Scan the listing and work out how many lines contain the word "abril". Nothing but the number should be given.

Start MATERIAL FOR THE TASK

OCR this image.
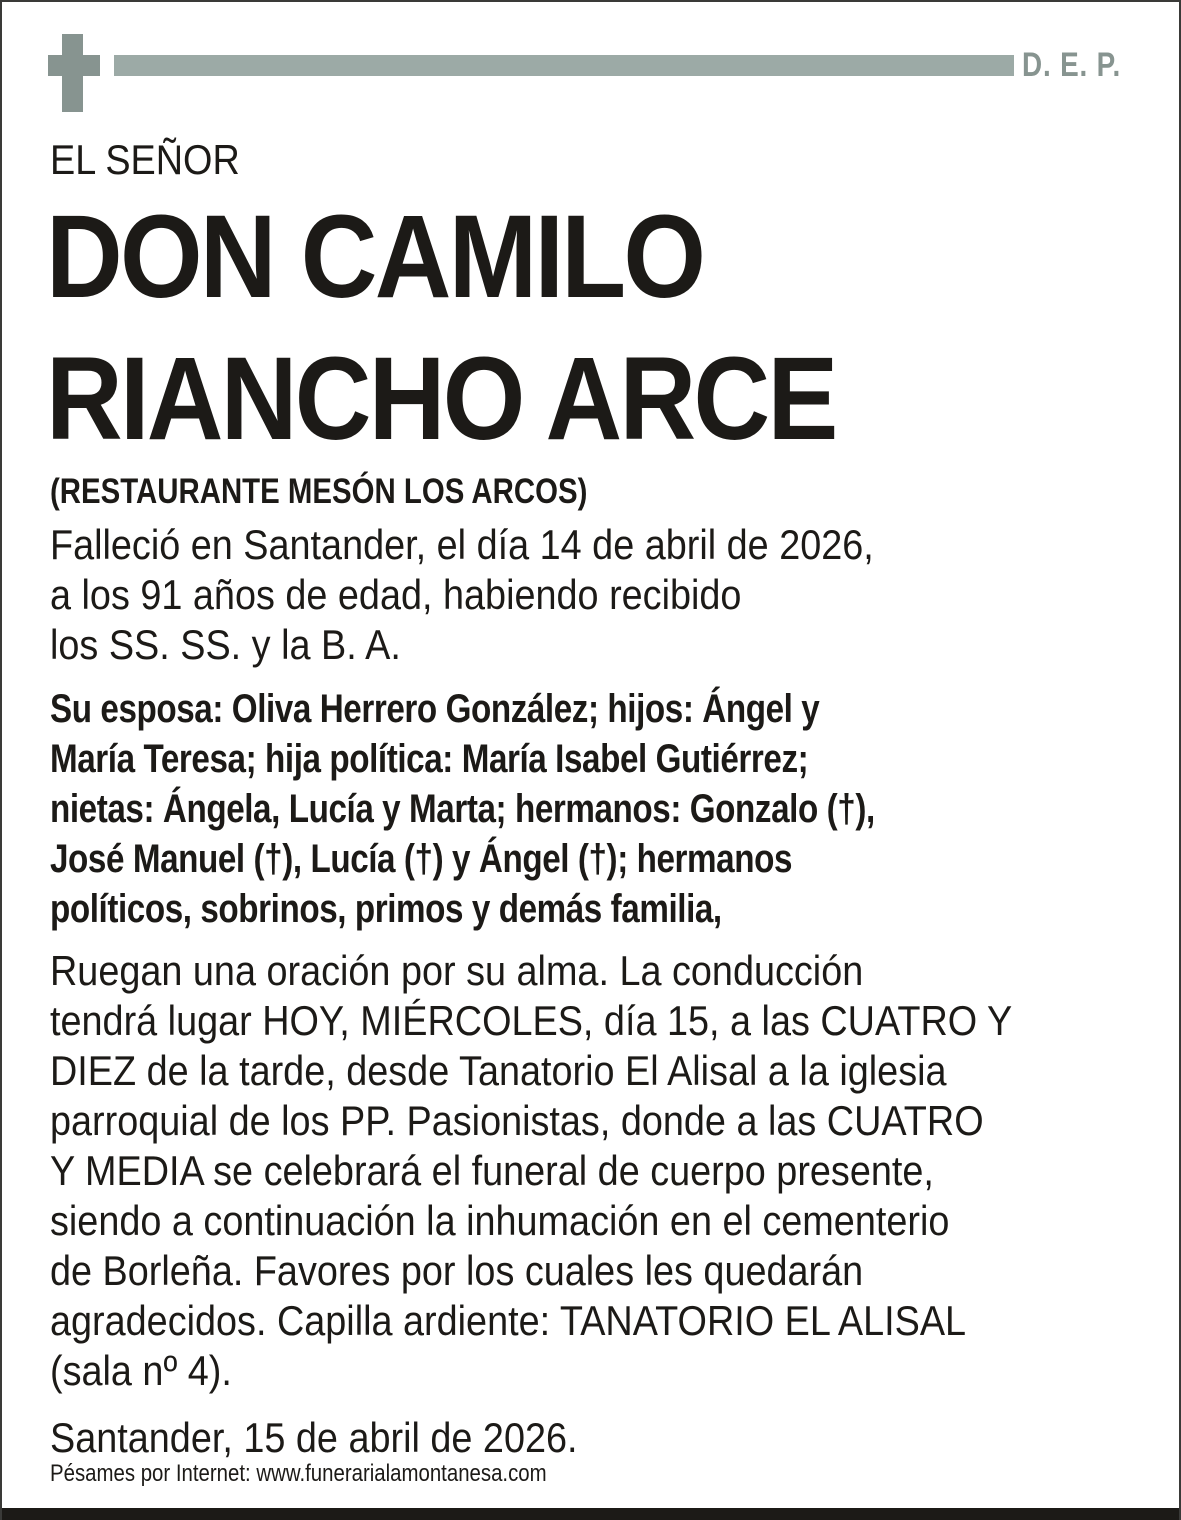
D. E. P.
EL SEÑOR
DON CAMILO
RIANCHO ARCE
(RESTAURANTE MESÓN LOS ARCOS)
Falleció en Santander, el día 14 de abril de 2026,
a los 91 años de edad, habiendo recibido
los SS. SS. y la B. A.
Su esposa: Oliva Herrero González; hijos: Ángel y
María Teresa; hija política: María Isabel Gutiérrez;
nietas: Ángela, Lucía y Marta; hermanos: Gonzalo (†),
José Manuel (†), Lucía (†) y Ángel (†); hermanos
políticos, sobrinos, primos y demás familia,
Ruegan una oración por su alma. La conducción
tendrá lugar HOY, MIÉRCOLES, día 15, a las CUATRO Y
DIEZ de la tarde, desde Tanatorio El Alisal a la iglesia
parroquial de los PP. Pasionistas, donde a las CUATRO
Y MEDIA se celebrará el funeral de cuerpo presente,
siendo a continuación la inhumación en el cementerio
de Borleña. Favores por los cuales les quedarán
agradecidos. Capilla ardiente: TANATORIO EL ALISAL
(sala nº 4).
Santander, 15 de abril de 2026.
Pésames por Internet: www.funerarialamontanesa.com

End MATERIAL FOR THE TASK

## RESULT FOR THIS EXERCISE
2